(Dataset rows)
═══
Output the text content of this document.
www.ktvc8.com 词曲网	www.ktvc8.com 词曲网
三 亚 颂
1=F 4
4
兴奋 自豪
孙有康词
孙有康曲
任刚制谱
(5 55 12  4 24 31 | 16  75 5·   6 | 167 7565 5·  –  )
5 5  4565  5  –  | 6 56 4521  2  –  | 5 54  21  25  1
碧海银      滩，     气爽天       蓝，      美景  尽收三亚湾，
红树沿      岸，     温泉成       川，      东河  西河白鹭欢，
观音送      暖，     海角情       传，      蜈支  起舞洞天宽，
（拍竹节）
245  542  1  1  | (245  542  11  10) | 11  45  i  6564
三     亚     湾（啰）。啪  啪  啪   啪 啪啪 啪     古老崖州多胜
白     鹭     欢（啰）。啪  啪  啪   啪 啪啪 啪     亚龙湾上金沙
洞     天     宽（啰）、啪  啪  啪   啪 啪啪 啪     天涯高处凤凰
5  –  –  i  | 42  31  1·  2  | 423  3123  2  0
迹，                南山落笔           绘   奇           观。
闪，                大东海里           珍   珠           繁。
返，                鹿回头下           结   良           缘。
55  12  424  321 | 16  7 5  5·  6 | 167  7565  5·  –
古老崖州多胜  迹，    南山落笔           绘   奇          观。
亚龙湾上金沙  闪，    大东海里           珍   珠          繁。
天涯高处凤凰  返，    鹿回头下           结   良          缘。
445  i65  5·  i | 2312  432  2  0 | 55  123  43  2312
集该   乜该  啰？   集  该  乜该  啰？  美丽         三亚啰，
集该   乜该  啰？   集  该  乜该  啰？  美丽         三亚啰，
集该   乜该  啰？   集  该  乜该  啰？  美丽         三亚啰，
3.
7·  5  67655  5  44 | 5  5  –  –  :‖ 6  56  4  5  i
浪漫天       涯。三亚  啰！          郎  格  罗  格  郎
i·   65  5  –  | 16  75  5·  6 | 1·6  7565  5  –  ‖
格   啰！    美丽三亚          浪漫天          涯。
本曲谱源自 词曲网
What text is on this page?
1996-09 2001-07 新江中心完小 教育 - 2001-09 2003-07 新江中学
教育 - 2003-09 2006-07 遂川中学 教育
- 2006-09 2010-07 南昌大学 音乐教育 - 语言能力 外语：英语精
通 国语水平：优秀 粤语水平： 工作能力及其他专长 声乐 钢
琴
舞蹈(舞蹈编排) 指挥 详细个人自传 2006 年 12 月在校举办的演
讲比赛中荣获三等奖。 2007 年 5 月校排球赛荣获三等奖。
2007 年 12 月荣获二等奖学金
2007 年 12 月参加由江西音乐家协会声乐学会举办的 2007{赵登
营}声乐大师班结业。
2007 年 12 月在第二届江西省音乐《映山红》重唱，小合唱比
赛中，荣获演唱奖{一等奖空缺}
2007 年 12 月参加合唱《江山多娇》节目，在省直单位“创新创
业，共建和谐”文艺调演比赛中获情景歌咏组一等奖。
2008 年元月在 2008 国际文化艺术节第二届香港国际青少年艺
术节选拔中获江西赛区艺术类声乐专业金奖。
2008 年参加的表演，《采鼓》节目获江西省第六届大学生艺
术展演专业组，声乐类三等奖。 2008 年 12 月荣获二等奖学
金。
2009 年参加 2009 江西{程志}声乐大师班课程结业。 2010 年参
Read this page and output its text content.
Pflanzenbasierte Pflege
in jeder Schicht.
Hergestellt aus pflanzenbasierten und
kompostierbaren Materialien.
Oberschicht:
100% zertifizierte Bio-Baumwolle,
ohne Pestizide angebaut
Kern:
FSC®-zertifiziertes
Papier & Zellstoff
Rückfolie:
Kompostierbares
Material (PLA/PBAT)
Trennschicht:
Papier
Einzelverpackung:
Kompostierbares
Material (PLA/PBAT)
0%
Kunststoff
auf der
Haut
═══
■ GIVEN REQUEST
Your task is to output exactly the lines running from the one with "What text is on this page?" through the final line of the material above, with both ends included.

■ OUTPUT
What text is on this page?
1996-09 2001-07 新江中心完小 教育 - 2001-09 2003-07 新江中学
教育 - 2003-09 2006-07 遂川中学 教育
- 2006-09 2010-07 南昌大学 音乐教育 - 语言能力 外语：英语精
通 国语水平：优秀 粤语水平： 工作能力及其他专长 声乐 钢
琴
舞蹈(舞蹈编排) 指挥 详细个人自传 2006 年 12 月在校举办的演
讲比赛中荣获三等奖。 2007 年 5 月校排球赛荣获三等奖。
2007 年 12 月荣获二等奖学金
2007 年 12 月参加由江西音乐家协会声乐学会举办的 2007{赵登
营}声乐大师班结业。
2007 年 12 月在第二届江西省音乐《映山红》重唱，小合唱比
赛中，荣获演唱奖{一等奖空缺}
2007 年 12 月参加合唱《江山多娇》节目，在省直单位“创新创
业，共建和谐”文艺调演比赛中获情景歌咏组一等奖。
2008 年元月在 2008 国际文化艺术节第二届香港国际青少年艺
术节选拔中获江西赛区艺术类声乐专业金奖。
2008 年参加的表演，《采鼓》节目获江西省第六届大学生艺
术展演专业组，声乐类三等奖。 2008 年 12 月荣获二等奖学
金。
2009 年参加 2009 江西{程志}声乐大师班课程结业。 2010 年参
Read this page and output its text content.
Pflanzenbasierte Pflege
in jeder Schicht.
Hergestellt aus pflanzenbasierten und
kompostierbaren Materialien.
Oberschicht:
100% zertifizierte Bio-Baumwolle,
ohne Pestizide angebaut
Kern:
FSC®-zertifiziertes
Papier & Zellstoff
Rückfolie:
Kompostierbares
Material (PLA/PBAT)
Trennschicht:
Papier
Einzelverpackung:
Kompostierbares
Material (PLA/PBAT)
0%
Kunststoff
auf der
Haut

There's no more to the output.